**작성할 내용:**
아래 항목의 모든 줄을 한 글자도 바꾸지 말고 그대로 다시 입력하세요.
**********
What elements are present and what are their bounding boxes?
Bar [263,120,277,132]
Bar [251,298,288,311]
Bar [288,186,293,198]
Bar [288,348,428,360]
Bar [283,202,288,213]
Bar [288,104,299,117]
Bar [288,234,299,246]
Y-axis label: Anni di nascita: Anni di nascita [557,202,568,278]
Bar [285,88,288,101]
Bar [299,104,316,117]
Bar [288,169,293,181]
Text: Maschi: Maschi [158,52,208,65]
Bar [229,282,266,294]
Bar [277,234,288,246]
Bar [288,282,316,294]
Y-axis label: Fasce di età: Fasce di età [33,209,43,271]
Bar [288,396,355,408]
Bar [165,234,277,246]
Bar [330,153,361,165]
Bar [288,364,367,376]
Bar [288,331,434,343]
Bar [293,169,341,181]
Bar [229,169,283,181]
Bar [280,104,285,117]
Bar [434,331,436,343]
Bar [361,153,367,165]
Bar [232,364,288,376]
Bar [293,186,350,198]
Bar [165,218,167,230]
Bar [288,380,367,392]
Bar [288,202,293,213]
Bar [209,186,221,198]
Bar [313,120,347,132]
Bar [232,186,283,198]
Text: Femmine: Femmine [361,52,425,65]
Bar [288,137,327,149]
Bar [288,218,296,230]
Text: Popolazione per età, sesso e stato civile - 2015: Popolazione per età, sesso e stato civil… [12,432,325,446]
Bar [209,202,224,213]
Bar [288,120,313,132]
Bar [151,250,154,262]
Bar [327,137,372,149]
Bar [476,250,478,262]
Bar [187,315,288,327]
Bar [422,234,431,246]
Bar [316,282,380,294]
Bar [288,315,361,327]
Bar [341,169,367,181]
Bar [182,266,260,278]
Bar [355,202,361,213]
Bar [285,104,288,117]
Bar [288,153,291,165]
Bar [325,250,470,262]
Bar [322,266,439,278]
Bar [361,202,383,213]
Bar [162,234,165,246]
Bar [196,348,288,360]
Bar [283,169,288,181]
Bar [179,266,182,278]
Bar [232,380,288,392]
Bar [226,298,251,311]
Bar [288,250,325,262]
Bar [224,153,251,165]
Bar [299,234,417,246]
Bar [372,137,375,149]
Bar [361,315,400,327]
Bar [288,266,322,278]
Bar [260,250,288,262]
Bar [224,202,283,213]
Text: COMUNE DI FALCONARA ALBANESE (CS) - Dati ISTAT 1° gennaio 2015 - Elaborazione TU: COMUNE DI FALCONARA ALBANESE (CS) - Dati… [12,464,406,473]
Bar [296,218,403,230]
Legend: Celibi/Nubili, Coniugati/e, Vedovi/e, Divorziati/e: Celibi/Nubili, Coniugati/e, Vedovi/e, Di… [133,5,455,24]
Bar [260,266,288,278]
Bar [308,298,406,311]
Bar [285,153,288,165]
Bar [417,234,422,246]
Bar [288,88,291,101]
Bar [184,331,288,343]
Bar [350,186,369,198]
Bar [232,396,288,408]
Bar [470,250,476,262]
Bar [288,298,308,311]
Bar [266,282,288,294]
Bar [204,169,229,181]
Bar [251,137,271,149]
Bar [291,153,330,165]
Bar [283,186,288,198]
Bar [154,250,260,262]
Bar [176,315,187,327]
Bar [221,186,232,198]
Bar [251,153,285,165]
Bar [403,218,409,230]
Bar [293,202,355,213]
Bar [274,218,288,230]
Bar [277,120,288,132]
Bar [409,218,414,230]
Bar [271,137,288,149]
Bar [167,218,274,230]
**********
**과제 풀이:**
What elements are present and what are their bounding boxes?
Bar [263,120,277,132]
Bar [251,298,288,311]
Bar [288,186,293,198]
Bar [288,348,428,360]
Bar [283,202,288,213]
Bar [288,104,299,117]
Bar [288,234,299,246]
Y-axis label: Anni di nascita: Anni di nascita [557,202,568,278]
Bar [285,88,288,101]
Bar [299,104,316,117]
Bar [288,169,293,181]
Text: Maschi: Maschi [158,52,208,65]
Bar [229,282,266,294]
Bar [277,234,288,246]
Bar [288,282,316,294]
Y-axis label: Fasce di età: Fasce di età [33,209,43,271]
Bar [288,396,355,408]
Bar [165,234,277,246]
Bar [330,153,361,165]
Bar [288,364,367,376]
Bar [288,331,434,343]
Bar [293,169,341,181]
Bar [229,169,283,181]
Bar [280,104,285,117]
Bar [434,331,436,343]
Bar [361,153,367,165]
Bar [232,364,288,376]
Bar [293,186,350,198]
Bar [165,218,167,230]
Bar [288,380,367,392]
Bar [288,202,293,213]
Bar [209,186,221,198]
Bar [313,120,347,132]
Bar [232,186,283,198]
Text: Femmine: Femmine [361,52,425,65]
Bar [288,137,327,149]
Bar [288,218,296,230]
Text: Popolazione per età, sesso e stato civile - 2015: Popolazione per età, sesso e stato civil… [12,432,325,446]
Bar [209,202,224,213]
Bar [288,120,313,132]
Bar [151,250,154,262]
Bar [327,137,372,149]
Bar [476,250,478,262]
Bar [187,315,288,327]
Bar [422,234,431,246]
Bar [316,282,380,294]
Bar [288,315,361,327]
Bar [341,169,367,181]
Bar [182,266,260,278]
Bar [355,202,361,213]
Bar [285,104,288,117]
Bar [288,153,291,165]
Bar [325,250,470,262]
Bar [322,266,439,278]
Bar [361,202,383,213]
Bar [162,234,165,246]
Bar [196,348,288,360]
Bar [283,169,288,181]
Bar [179,266,182,278]
Bar [232,380,288,392]
Bar [226,298,251,311]
Bar [288,250,325,262]
Bar [224,153,251,165]
Bar [299,234,417,246]
Bar [372,137,375,149]
Bar [361,315,400,327]
Bar [288,266,322,278]
Bar [260,250,288,262]
Bar [224,202,283,213]
Text: COMUNE DI FALCONARA ALBANESE (CS) - Dati ISTAT 1° gennaio 2015 - Elaborazione TU: COMUNE DI FALCONARA ALBANESE (CS) - Dati… [12,464,406,473]
Bar [296,218,403,230]
Legend: Celibi/Nubili, Coniugati/e, Vedovi/e, Divorziati/e: Celibi/Nubili, Coniugati/e, Vedovi/e, Di… [133,5,455,24]
Bar [260,266,288,278]
Bar [308,298,406,311]
Bar [285,153,288,165]
Bar [417,234,422,246]
Bar [288,88,291,101]
Bar [184,331,288,343]
Bar [350,186,369,198]
Bar [232,396,288,408]
Bar [470,250,476,262]
Bar [288,298,308,311]
Bar [266,282,288,294]
Bar [204,169,229,181]
Bar [251,137,271,149]
Bar [291,153,330,165]
Bar [283,186,288,198]
Bar [154,250,260,262]
Bar [176,315,187,327]
Bar [221,186,232,198]
Bar [251,153,285,165]
Bar [403,218,409,230]
Bar [293,202,355,213]
Bar [274,218,288,230]
Bar [277,120,288,132]
Bar [409,218,414,230]
Bar [271,137,288,149]
Bar [167,218,274,230]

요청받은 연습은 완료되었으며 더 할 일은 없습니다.